■ **Exercise prompt**
Check each line of the listing for the word "type" and report how many lines contain it, giving nothing but the number.

■ **Supplied records**
######
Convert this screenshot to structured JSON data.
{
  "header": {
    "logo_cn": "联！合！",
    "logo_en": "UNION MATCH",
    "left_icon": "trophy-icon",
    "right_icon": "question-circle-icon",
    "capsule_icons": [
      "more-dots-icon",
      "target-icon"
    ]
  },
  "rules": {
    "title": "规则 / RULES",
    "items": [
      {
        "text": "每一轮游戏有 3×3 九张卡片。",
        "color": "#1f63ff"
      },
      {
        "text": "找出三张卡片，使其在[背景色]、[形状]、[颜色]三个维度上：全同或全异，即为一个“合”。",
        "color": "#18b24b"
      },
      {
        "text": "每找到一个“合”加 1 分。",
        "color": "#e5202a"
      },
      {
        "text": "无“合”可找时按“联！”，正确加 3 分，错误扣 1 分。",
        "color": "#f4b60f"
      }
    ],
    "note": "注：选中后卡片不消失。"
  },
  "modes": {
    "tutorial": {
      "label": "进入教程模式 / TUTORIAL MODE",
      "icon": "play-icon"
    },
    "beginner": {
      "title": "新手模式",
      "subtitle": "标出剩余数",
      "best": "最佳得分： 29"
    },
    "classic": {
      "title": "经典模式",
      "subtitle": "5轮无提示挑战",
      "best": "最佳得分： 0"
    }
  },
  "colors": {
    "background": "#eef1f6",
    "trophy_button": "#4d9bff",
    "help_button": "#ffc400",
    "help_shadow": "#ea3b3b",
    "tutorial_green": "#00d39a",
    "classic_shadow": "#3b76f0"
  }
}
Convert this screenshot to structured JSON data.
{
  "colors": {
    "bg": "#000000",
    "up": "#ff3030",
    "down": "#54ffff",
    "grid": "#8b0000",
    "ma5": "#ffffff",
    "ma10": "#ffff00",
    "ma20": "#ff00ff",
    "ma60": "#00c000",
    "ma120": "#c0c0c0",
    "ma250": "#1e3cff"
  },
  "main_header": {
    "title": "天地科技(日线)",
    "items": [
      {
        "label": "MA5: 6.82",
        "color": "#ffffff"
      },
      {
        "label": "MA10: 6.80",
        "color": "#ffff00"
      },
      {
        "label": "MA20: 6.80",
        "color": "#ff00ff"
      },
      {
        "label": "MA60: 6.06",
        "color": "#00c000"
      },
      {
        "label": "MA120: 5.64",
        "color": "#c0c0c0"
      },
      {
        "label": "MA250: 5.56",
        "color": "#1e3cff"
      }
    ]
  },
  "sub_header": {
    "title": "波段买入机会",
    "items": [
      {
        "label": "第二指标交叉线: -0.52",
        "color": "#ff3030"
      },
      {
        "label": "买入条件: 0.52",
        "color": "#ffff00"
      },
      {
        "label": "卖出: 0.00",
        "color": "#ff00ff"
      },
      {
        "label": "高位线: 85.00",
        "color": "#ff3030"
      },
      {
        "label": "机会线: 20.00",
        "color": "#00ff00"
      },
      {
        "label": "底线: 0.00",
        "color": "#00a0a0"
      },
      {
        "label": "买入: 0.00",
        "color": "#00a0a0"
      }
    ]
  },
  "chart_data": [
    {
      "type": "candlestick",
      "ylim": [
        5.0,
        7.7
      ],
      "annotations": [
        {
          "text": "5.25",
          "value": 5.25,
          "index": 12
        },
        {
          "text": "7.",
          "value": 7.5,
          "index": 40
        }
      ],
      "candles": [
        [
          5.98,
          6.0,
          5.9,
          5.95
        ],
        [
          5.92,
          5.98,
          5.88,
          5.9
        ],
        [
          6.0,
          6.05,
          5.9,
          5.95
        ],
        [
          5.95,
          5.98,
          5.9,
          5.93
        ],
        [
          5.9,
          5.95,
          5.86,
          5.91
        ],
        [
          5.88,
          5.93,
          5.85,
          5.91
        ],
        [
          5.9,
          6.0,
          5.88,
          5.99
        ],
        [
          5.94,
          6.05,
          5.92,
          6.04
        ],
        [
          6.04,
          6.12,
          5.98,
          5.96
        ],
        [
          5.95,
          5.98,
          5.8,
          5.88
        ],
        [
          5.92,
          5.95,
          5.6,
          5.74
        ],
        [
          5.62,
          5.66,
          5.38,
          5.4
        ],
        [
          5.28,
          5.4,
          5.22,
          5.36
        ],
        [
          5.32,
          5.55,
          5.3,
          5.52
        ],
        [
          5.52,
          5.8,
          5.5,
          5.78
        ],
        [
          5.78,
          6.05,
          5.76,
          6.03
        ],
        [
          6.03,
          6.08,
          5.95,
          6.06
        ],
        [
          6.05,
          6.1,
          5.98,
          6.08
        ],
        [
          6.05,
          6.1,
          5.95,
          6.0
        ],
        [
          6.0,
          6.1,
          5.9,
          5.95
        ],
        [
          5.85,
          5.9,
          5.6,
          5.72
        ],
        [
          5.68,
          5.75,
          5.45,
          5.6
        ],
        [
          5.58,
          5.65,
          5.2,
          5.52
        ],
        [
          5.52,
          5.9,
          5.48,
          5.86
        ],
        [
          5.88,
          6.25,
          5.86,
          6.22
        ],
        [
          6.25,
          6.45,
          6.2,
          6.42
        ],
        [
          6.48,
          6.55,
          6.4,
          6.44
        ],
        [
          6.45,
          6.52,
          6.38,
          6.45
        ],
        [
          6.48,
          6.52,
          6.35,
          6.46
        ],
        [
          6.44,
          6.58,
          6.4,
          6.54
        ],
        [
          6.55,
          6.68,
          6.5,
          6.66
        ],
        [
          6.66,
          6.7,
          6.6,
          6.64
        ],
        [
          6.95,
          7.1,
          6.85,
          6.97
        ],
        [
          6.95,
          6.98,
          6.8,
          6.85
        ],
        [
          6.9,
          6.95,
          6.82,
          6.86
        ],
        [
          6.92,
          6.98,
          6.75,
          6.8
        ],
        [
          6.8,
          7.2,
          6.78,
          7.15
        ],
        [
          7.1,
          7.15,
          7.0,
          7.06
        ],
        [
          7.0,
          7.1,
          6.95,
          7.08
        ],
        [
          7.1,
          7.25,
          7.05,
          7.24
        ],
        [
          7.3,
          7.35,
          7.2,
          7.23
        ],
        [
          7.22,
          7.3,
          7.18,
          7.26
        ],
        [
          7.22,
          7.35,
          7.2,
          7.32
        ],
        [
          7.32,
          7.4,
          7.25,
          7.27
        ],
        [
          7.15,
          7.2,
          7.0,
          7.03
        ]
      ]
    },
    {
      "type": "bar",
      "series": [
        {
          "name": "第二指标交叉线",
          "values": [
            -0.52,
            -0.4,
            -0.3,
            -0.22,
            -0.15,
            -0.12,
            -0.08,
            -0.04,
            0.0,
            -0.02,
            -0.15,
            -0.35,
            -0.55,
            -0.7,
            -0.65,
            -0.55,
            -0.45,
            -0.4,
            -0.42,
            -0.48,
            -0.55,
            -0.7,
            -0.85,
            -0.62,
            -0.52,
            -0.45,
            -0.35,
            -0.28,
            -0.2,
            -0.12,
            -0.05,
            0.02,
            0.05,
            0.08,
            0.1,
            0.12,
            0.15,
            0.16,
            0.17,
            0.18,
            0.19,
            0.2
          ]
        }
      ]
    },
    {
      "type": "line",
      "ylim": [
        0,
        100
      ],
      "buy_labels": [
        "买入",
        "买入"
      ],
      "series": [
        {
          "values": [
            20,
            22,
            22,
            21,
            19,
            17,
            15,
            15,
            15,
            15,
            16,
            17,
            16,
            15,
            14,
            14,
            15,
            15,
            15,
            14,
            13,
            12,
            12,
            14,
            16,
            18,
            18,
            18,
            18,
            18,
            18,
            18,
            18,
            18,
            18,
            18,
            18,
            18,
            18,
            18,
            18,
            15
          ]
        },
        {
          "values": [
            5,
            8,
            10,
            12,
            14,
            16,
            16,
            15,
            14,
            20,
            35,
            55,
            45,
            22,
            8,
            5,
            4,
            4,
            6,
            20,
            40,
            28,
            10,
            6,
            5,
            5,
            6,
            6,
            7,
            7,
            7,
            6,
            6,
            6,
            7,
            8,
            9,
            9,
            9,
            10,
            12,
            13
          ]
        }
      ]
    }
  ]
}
######
■ **Output**
3